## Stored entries
^^^^^^^^^^^^^^^^
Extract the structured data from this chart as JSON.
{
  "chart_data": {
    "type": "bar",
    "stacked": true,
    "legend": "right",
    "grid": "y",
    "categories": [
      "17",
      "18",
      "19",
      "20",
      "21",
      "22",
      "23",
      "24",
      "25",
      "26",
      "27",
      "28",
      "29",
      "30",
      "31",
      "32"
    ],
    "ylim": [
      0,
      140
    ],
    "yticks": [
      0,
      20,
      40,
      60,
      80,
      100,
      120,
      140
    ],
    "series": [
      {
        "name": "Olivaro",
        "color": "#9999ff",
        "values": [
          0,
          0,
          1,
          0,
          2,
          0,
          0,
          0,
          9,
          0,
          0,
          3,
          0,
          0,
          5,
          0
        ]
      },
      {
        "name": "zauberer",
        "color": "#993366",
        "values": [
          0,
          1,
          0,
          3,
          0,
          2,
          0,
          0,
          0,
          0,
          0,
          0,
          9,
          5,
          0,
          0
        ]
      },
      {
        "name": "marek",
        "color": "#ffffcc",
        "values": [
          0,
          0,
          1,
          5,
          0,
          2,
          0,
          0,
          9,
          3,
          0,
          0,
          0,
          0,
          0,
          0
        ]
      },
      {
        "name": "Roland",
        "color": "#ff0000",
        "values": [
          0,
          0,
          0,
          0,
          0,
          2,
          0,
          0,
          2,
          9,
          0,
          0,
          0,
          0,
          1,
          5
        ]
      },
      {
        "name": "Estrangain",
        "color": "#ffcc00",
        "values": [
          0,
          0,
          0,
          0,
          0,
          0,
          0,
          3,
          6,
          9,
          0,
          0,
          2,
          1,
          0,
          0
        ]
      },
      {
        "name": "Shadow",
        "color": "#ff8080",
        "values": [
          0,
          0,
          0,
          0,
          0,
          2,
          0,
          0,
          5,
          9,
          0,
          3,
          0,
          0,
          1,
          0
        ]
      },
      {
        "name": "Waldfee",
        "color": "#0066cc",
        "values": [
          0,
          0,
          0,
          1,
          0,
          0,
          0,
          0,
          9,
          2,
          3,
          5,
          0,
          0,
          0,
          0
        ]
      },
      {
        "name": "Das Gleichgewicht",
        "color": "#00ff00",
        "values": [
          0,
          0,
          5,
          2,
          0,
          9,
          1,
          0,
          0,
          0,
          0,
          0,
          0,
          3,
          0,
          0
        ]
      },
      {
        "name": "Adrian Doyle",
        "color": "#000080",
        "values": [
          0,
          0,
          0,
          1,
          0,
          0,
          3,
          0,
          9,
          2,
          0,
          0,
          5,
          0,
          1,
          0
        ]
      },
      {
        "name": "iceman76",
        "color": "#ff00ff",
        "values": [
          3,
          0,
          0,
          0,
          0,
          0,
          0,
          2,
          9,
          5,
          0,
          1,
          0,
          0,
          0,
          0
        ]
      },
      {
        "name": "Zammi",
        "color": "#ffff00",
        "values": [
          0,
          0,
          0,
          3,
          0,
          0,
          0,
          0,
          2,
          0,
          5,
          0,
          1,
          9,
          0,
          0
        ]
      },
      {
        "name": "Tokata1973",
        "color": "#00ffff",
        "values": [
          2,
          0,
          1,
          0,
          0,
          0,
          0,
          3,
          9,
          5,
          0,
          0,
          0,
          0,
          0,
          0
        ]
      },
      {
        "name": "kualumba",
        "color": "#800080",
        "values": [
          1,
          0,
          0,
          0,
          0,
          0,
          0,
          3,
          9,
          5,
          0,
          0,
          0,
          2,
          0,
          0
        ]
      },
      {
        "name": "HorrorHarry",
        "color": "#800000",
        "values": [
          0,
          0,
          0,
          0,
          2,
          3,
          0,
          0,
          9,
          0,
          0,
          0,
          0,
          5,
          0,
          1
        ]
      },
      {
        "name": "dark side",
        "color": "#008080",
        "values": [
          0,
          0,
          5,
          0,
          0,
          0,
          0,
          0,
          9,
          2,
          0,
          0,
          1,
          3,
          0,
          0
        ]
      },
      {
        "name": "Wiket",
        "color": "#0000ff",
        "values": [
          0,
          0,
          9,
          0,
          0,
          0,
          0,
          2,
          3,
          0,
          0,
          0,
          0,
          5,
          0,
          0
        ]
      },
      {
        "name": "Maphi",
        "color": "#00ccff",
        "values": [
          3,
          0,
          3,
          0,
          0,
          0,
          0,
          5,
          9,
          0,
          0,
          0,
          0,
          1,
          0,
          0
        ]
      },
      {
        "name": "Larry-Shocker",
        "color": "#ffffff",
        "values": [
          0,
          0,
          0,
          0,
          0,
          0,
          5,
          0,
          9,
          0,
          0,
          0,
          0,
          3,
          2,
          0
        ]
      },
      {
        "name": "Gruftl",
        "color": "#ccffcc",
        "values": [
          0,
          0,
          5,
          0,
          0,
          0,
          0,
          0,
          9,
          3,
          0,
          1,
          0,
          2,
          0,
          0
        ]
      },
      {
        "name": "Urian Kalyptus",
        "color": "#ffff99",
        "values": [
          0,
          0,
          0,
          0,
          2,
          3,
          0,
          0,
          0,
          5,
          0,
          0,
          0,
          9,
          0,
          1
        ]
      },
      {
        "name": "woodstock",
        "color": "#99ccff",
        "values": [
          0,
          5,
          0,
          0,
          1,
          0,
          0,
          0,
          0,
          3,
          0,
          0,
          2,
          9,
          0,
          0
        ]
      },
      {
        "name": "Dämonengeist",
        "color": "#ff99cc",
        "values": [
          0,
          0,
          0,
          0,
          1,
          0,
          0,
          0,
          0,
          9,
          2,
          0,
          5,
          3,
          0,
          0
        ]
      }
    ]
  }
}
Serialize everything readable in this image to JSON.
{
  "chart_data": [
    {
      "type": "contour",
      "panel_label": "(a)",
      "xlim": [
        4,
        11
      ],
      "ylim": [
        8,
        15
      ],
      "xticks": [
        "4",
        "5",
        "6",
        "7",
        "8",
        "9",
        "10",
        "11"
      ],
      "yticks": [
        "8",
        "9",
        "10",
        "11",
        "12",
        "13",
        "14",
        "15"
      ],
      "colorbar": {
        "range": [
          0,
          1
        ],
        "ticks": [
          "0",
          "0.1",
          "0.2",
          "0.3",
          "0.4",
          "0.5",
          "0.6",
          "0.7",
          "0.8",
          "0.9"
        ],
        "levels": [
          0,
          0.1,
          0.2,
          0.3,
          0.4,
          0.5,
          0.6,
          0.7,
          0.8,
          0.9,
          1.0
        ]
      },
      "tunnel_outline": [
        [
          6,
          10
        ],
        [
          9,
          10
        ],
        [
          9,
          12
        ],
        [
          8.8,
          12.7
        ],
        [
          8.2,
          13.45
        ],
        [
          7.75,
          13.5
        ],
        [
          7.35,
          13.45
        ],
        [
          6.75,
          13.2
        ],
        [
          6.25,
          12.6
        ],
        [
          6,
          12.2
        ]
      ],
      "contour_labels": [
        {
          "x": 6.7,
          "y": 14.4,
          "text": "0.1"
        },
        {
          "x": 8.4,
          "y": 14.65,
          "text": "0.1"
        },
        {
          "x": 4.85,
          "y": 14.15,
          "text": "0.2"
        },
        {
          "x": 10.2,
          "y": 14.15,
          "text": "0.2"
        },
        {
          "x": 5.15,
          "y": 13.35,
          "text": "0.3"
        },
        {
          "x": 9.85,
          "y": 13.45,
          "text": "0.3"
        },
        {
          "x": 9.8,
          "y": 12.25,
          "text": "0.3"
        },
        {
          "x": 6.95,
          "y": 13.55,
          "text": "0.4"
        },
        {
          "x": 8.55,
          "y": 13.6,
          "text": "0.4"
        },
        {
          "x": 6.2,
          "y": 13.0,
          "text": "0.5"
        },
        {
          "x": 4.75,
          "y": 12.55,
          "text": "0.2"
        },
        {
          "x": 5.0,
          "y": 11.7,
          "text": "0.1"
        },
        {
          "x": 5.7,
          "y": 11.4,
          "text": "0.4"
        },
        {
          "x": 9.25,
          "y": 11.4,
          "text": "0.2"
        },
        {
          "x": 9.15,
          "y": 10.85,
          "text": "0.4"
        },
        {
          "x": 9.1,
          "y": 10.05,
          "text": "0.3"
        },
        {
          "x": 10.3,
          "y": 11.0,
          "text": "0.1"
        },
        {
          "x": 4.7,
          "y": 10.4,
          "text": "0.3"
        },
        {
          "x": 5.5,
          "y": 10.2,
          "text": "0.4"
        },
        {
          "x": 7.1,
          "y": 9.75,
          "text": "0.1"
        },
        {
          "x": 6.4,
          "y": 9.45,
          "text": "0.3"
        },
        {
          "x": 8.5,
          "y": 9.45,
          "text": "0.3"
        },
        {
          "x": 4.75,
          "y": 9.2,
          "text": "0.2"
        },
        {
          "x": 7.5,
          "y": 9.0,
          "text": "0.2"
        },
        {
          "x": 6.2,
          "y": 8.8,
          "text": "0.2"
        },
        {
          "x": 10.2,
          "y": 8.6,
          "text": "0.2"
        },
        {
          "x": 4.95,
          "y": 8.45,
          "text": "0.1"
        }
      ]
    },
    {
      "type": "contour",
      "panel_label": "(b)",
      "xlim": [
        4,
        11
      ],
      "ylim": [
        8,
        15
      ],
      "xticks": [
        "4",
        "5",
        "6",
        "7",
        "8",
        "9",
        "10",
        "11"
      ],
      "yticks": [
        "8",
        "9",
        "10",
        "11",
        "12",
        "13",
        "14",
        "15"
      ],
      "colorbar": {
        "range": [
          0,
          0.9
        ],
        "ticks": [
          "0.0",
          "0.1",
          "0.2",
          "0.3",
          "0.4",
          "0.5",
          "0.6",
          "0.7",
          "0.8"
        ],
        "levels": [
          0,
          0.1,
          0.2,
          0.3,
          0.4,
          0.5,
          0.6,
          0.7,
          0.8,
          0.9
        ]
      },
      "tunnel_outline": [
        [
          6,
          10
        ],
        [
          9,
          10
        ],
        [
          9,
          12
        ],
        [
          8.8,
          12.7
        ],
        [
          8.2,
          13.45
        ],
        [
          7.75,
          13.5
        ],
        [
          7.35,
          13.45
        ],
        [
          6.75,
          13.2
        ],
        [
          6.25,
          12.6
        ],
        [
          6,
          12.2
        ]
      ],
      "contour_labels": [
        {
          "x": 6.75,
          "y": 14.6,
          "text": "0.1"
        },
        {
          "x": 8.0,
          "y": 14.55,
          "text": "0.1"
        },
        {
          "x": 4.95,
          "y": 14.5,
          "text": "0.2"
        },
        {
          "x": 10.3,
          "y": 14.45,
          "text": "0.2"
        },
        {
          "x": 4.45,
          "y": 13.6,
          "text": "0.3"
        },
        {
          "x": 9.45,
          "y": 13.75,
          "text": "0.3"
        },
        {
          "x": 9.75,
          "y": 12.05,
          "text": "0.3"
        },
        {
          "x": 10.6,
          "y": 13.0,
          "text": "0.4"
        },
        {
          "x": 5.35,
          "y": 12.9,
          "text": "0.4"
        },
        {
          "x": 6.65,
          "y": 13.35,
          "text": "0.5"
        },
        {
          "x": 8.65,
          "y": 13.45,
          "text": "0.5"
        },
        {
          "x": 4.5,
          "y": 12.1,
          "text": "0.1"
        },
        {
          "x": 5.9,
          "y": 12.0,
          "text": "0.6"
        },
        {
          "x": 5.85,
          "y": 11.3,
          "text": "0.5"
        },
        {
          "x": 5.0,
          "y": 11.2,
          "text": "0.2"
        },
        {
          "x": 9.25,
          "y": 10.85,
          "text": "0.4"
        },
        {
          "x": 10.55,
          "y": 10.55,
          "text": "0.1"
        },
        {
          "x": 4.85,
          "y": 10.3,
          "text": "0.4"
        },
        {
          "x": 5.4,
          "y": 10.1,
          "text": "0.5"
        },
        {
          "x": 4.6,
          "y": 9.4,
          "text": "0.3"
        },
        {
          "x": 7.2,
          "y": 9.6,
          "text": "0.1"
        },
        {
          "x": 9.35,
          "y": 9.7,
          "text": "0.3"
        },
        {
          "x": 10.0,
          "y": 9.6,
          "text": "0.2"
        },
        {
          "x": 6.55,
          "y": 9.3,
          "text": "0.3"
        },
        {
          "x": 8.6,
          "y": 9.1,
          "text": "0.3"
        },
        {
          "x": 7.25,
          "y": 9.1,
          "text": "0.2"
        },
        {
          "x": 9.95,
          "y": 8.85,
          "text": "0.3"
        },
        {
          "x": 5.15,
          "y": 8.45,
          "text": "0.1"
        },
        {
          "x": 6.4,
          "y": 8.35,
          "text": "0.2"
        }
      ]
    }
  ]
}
^^^^^^^^^^^^^^^^
Pull every line containing the word "this" out of the material.

## Exercise response
Extract the structured data from this chart as JSON.
Serialize everything readable in this image to JSON.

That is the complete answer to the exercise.